───── Given data ─────
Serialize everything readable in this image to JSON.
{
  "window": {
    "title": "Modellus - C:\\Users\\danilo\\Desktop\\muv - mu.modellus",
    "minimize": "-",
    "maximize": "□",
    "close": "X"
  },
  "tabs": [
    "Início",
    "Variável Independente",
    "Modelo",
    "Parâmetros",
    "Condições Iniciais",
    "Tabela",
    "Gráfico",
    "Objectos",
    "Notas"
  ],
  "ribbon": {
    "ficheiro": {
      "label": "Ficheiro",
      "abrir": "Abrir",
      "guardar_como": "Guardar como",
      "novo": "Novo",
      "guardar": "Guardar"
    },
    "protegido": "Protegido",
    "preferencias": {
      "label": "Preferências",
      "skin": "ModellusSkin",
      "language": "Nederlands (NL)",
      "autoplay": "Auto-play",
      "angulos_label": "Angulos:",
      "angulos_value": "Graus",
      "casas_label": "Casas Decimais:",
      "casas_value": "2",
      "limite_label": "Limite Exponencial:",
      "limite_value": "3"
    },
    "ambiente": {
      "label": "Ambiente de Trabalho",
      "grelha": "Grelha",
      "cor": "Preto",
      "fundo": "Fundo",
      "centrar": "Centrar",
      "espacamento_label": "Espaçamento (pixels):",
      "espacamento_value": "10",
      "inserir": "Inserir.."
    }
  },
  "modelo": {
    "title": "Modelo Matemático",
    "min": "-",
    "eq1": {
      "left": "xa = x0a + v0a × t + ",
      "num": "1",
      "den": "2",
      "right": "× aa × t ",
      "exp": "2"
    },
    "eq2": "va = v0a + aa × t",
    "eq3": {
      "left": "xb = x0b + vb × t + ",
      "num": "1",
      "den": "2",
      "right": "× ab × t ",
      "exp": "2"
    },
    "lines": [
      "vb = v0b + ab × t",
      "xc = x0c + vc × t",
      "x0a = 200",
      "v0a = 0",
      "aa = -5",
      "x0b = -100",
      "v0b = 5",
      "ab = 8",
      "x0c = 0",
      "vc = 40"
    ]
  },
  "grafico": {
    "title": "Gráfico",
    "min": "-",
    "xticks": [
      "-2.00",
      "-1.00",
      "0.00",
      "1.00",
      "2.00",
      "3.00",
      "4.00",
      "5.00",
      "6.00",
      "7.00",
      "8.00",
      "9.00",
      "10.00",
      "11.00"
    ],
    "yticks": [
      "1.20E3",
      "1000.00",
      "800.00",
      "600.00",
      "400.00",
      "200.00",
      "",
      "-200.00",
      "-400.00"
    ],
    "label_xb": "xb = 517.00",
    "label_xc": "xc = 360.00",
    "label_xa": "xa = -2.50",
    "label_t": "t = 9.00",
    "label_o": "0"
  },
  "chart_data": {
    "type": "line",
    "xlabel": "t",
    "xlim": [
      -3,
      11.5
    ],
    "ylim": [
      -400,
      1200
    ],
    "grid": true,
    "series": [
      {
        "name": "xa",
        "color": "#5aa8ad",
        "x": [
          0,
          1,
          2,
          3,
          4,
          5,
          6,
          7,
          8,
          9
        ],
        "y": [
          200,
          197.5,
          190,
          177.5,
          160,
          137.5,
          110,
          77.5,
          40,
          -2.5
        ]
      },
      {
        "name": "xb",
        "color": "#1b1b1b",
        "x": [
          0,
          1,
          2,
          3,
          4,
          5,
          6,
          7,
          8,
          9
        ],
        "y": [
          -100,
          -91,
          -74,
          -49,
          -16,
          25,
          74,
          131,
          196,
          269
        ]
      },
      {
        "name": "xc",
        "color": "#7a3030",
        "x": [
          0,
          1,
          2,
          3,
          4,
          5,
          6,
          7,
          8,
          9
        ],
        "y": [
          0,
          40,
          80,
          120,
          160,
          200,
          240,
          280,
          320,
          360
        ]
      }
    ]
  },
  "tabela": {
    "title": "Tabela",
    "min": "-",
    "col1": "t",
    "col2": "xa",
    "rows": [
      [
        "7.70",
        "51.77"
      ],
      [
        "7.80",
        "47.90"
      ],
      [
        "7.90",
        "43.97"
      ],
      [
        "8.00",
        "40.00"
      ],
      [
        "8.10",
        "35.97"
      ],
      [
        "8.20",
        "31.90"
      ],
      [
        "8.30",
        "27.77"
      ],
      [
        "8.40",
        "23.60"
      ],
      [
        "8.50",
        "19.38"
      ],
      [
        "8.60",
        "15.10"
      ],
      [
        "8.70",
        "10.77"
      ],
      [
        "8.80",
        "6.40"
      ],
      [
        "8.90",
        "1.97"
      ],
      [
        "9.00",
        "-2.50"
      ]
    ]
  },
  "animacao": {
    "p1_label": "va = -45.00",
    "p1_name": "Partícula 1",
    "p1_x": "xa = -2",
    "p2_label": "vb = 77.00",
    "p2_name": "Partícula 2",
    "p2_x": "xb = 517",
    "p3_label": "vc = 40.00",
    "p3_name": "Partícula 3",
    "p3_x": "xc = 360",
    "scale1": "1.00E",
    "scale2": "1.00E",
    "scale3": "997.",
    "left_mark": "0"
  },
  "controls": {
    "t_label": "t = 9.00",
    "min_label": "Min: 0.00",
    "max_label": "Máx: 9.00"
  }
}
─────
▸ **What you have to do**: Without leaving anything out, give the entries again exactly.

▸ **Written solution**:
Serialize everything readable in this image to JSON.
{
  "window": {
    "title": "Modellus - C:\\Users\\danilo\\Desktop\\muv - mu.modellus",
    "minimize": "-",
    "maximize": "□",
    "close": "X"
  },
  "tabs": [
    "Início",
    "Variável Independente",
    "Modelo",
    "Parâmetros",
    "Condições Iniciais",
    "Tabela",
    "Gráfico",
    "Objectos",
    "Notas"
  ],
  "ribbon": {
    "ficheiro": {
      "label": "Ficheiro",
      "abrir": "Abrir",
      "guardar_como": "Guardar como",
      "novo": "Novo",
      "guardar": "Guardar"
    },
    "protegido": "Protegido",
    "preferencias": {
      "label": "Preferências",
      "skin": "ModellusSkin",
      "language": "Nederlands (NL)",
      "autoplay": "Auto-play",
      "angulos_label": "Angulos:",
      "angulos_value": "Graus",
      "casas_label": "Casas Decimais:",
      "casas_value": "2",
      "limite_label": "Limite Exponencial:",
      "limite_value": "3"
    },
    "ambiente": {
      "label": "Ambiente de Trabalho",
      "grelha": "Grelha",
      "cor": "Preto",
      "fundo": "Fundo",
      "centrar": "Centrar",
      "espacamento_label": "Espaçamento (pixels):",
      "espacamento_value": "10",
      "inserir": "Inserir.."
    }
  },
  "modelo": {
    "title": "Modelo Matemático",
    "min": "-",
    "eq1": {
      "left": "xa = x0a + v0a × t + ",
      "num": "1",
      "den": "2",
      "right": "× aa × t ",
      "exp": "2"
    },
    "eq2": "va = v0a + aa × t",
    "eq3": {
      "left": "xb = x0b + vb × t + ",
      "num": "1",
      "den": "2",
      "right": "× ab × t ",
      "exp": "2"
    },
    "lines": [
      "vb = v0b + ab × t",
      "xc = x0c + vc × t",
      "x0a = 200",
      "v0a = 0",
      "aa = -5",
      "x0b = -100",
      "v0b = 5",
      "ab = 8",
      "x0c = 0",
      "vc = 40"
    ]
  },
  "grafico": {
    "title": "Gráfico",
    "min": "-",
    "xticks": [
      "-2.00",
      "-1.00",
      "0.00",
      "1.00",
      "2.00",
      "3.00",
      "4.00",
      "5.00",
      "6.00",
      "7.00",
      "8.00",
      "9.00",
      "10.00",
      "11.00"
    ],
    "yticks": [
      "1.20E3",
      "1000.00",
      "800.00",
      "600.00",
      "400.00",
      "200.00",
      "",
      "-200.00",
      "-400.00"
    ],
    "label_xb": "xb = 517.00",
    "label_xc": "xc = 360.00",
    "label_xa": "xa = -2.50",
    "label_t": "t = 9.00",
    "label_o": "0"
  },
  "chart_data": {
    "type": "line",
    "xlabel": "t",
    "xlim": [
      -3,
      11.5
    ],
    "ylim": [
      -400,
      1200
    ],
    "grid": true,
    "series": [
      {
        "name": "xa",
        "color": "#5aa8ad",
        "x": [
          0,
          1,
          2,
          3,
          4,
          5,
          6,
          7,
          8,
          9
        ],
        "y": [
          200,
          197.5,
          190,
          177.5,
          160,
          137.5,
          110,
          77.5,
          40,
          -2.5
        ]
      },
      {
        "name": "xb",
        "color": "#1b1b1b",
        "x": [
          0,
          1,
          2,
          3,
          4,
          5,
          6,
          7,
          8,
          9
        ],
        "y": [
          -100,
          -91,
          -74,
          -49,
          -16,
          25,
          74,
          131,
          196,
          269
        ]
      },
      {
        "name": "xc",
        "color": "#7a3030",
        "x": [
          0,
          1,
          2,
          3,
          4,
          5,
          6,
          7,
          8,
          9
        ],
        "y": [
          0,
          40,
          80,
          120,
          160,
          200,
          240,
          280,
          320,
          360
        ]
      }
    ]
  },
  "tabela": {
    "title": "Tabela",
    "min": "-",
    "col1": "t",
    "col2": "xa",
    "rows": [
      [
        "7.70",
        "51.77"
      ],
      [
        "7.80",
        "47.90"
      ],
      [
        "7.90",
        "43.97"
      ],
      [
        "8.00",
        "40.00"
      ],
      [
        "8.10",
        "35.97"
      ],
      [
        "8.20",
        "31.90"
      ],
      [
        "8.30",
        "27.77"
      ],
      [
        "8.40",
        "23.60"
      ],
      [
        "8.50",
        "19.38"
      ],
      [
        "8.60",
        "15.10"
      ],
      [
        "8.70",
        "10.77"
      ],
      [
        "8.80",
        "6.40"
      ],
      [
        "8.90",
        "1.97"
      ],
      [
        "9.00",
        "-2.50"
      ]
    ]
  },
  "animacao": {
    "p1_label": "va = -45.00",
    "p1_name": "Partícula 1",
    "p1_x": "xa = -2",
    "p2_label": "vb = 77.00",
    "p2_name": "Partícula 2",
    "p2_x": "xb = 517",
    "p3_label": "vc = 40.00",
    "p3_name": "Partícula 3",
    "p3_x": "xc = 360",
    "scale1": "1.00E",
    "scale2": "1.00E",
    "scale3": "997.",
    "left_mark": "0"
  },
  "controls": {
    "t_label": "t = 9.00",
    "min_label": "Min: 0.00",
    "max_label": "Máx: 9.00"
  }
}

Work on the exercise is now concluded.